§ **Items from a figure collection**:
»»
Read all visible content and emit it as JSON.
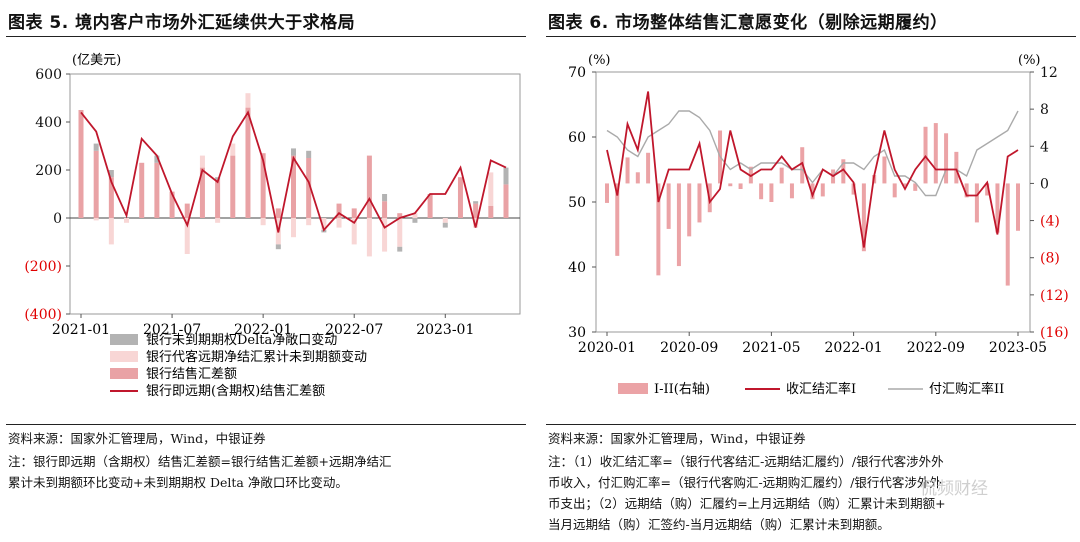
{
  "left": {
    "title": "图表 5.  境内客户市场外汇延续供大于求格局",
    "source": "资料来源：国家外汇管理局，Wind，中银证券",
    "note_lines": [
      "注：银行即远期（含期权）结售汇差额=银行结售汇差额+远期净结汇",
      "累计未到期额环比变动+未到期期权 Delta 净敞口环比变动。"
    ],
    "colors": {
      "line": "#c0172c",
      "settle": "#e9a2a5",
      "forward": "#f8d6d5",
      "delta": "#b3b3b3",
      "neg_tick": "#e00000"
    }
  },
  "right": {
    "title": "图表 6.  市场整体结售汇意愿变化（剔除远期履约）",
    "source": "资料来源：国家外汇管理局，Wind，中银证券",
    "note_lines": [
      "注：（1）收汇结汇率=（银行代客结汇-远期结汇履约）/银行代客涉外外",
      "币收入，付汇购汇率=（银行代客购汇-远期购汇履约）/银行代客涉外外",
      "币支出；（2）远期结（购）汇履约=上月远期结（购）汇累计未到期额+",
      "当月远期结（购）汇签约-当月远期结（购）汇累计未到期额。"
    ],
    "colors": {
      "line1": "#c0172c",
      "line2": "#aaaaaa",
      "bar": "#eba3a6",
      "neg_tick": "#e00000"
    }
  },
  "watermark": "侃频财经",
  "chart_data": [
    {
      "type": "bar",
      "ylabel": "(亿美元)",
      "ylim": [
        -400,
        600
      ],
      "yticks": [
        600,
        400,
        200,
        0,
        -200,
        -400
      ],
      "ytick_labels": [
        "600",
        "400",
        "200",
        "0",
        "(200)",
        "(400)"
      ],
      "xtick_labels": [
        "2021-01",
        "2021-07",
        "2022-01",
        "2022-07",
        "2023-01"
      ],
      "categories": [
        "2021-01",
        "2021-02",
        "2021-03",
        "2021-04",
        "2021-05",
        "2021-06",
        "2021-07",
        "2021-08",
        "2021-09",
        "2021-10",
        "2021-11",
        "2021-12",
        "2022-01",
        "2022-02",
        "2022-03",
        "2022-04",
        "2022-05",
        "2022-06",
        "2022-07",
        "2022-08",
        "2022-09",
        "2022-10",
        "2022-11",
        "2022-12",
        "2023-01",
        "2023-02",
        "2023-03",
        "2023-04",
        "2023-05"
      ],
      "series": [
        {
          "name": "银行未到期期权Delta净敞口变动",
          "kind": "bar",
          "values": [
            0,
            30,
            30,
            0,
            0,
            30,
            0,
            0,
            0,
            10,
            0,
            0,
            0,
            -20,
            30,
            30,
            -10,
            0,
            0,
            0,
            30,
            -20,
            -20,
            0,
            -20,
            0,
            10,
            0,
            70
          ]
        },
        {
          "name": "银行代客远期净结汇累计未到期额变动",
          "kind": "bar",
          "values": [
            0,
            -10,
            -110,
            -20,
            0,
            0,
            0,
            -150,
            50,
            -20,
            50,
            60,
            -30,
            -110,
            -80,
            -30,
            -50,
            -40,
            -110,
            -160,
            -140,
            -120,
            20,
            0,
            -20,
            0,
            -40,
            140,
            0
          ]
        },
        {
          "name": "银行结售汇差额",
          "kind": "bar",
          "values": [
            450,
            280,
            170,
            0,
            230,
            230,
            110,
            60,
            210,
            160,
            260,
            460,
            270,
            40,
            260,
            250,
            0,
            60,
            40,
            260,
            70,
            20,
            0,
            100,
            0,
            170,
            60,
            50,
            140
          ]
        },
        {
          "name": "银行即远期(含期权)结售汇差额",
          "kind": "line",
          "values": [
            440,
            360,
            150,
            10,
            330,
            260,
            100,
            -30,
            200,
            150,
            340,
            440,
            240,
            -60,
            250,
            150,
            -50,
            20,
            -20,
            80,
            -40,
            0,
            20,
            100,
            100,
            210,
            -40,
            240,
            210
          ]
        }
      ]
    },
    {
      "type": "bar",
      "ylim_left": [
        30,
        70
      ],
      "yticks_left": [
        30,
        40,
        50,
        60,
        70
      ],
      "ylim_right": [
        -16,
        12
      ],
      "yticks_right": [
        12,
        8,
        4,
        0,
        -4,
        -8,
        -12,
        -16
      ],
      "ytick_labels_right": [
        "12",
        "8",
        "4",
        "0",
        "(4)",
        "(8)",
        "(12)",
        "(16)"
      ],
      "ylabel_left": "(%)",
      "ylabel_right": "(%)",
      "xtick_labels": [
        "2020-01",
        "2020-09",
        "2021-05",
        "2022-01",
        "2022-09",
        "2023-05"
      ],
      "categories": [
        "2020-01",
        "2020-02",
        "2020-03",
        "2020-04",
        "2020-05",
        "2020-06",
        "2020-07",
        "2020-08",
        "2020-09",
        "2020-10",
        "2020-11",
        "2020-12",
        "2021-01",
        "2021-02",
        "2021-03",
        "2021-04",
        "2021-05",
        "2021-06",
        "2021-07",
        "2021-08",
        "2021-09",
        "2021-10",
        "2021-11",
        "2021-12",
        "2022-01",
        "2022-02",
        "2022-03",
        "2022-04",
        "2022-05",
        "2022-06",
        "2022-07",
        "2022-08",
        "2022-09",
        "2022-10",
        "2022-11",
        "2022-12",
        "2023-01",
        "2023-02",
        "2023-03",
        "2023-04",
        "2023-05"
      ],
      "series": [
        {
          "name": "I-II(右轴)",
          "kind": "bar",
          "axis": "right",
          "values": [
            -2.1,
            -7.8,
            2.8,
            1.2,
            3.3,
            -9.9,
            -4.9,
            -8.9,
            -5.7,
            -4.2,
            -3.1,
            5.7,
            -0.3,
            -0.6,
            1.8,
            -1.7,
            -2.0,
            1.7,
            -1.6,
            3.9,
            -1.7,
            -1.4,
            1.5,
            2.6,
            -1.2,
            -7.3,
            0.9,
            2.9,
            -1.5,
            -0.3,
            -0.8,
            6.1,
            6.5,
            5.4,
            3.4,
            -1.5,
            -4.2,
            -1.3,
            -5.3,
            -11.0,
            -5.1
          ]
        },
        {
          "name": "收汇结汇率I",
          "kind": "line",
          "axis": "left",
          "values": [
            58,
            51,
            62,
            58,
            67,
            50,
            55,
            55,
            55,
            59,
            50,
            52,
            61,
            55,
            54,
            55,
            55,
            57,
            55,
            56,
            51,
            55,
            54,
            55,
            53,
            43,
            54,
            61,
            55,
            52,
            55,
            57,
            55,
            55,
            55,
            51,
            51,
            53,
            45,
            57,
            58
          ]
        },
        {
          "name": "付汇购汇率II",
          "kind": "line",
          "axis": "left",
          "values": [
            61,
            60,
            58,
            57,
            60,
            61,
            62,
            64,
            64,
            63,
            61,
            57,
            55,
            56,
            55,
            56,
            56,
            56,
            55,
            55,
            53,
            55,
            54,
            56,
            56,
            55,
            57,
            58,
            54,
            54,
            53,
            51,
            51,
            55,
            55,
            54,
            58,
            59,
            60,
            61,
            64
          ]
        }
      ]
    }
  ]
}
««
§ **Your objective**:
Copy every line of the listing where the word "title" appears.

§ **Finished exercise**:
    "title": "图表 5.  境内客户市场外汇延续供大于求格局",
    "title": "图表 6.  市场整体结售汇意愿变化（剔除远期履约）",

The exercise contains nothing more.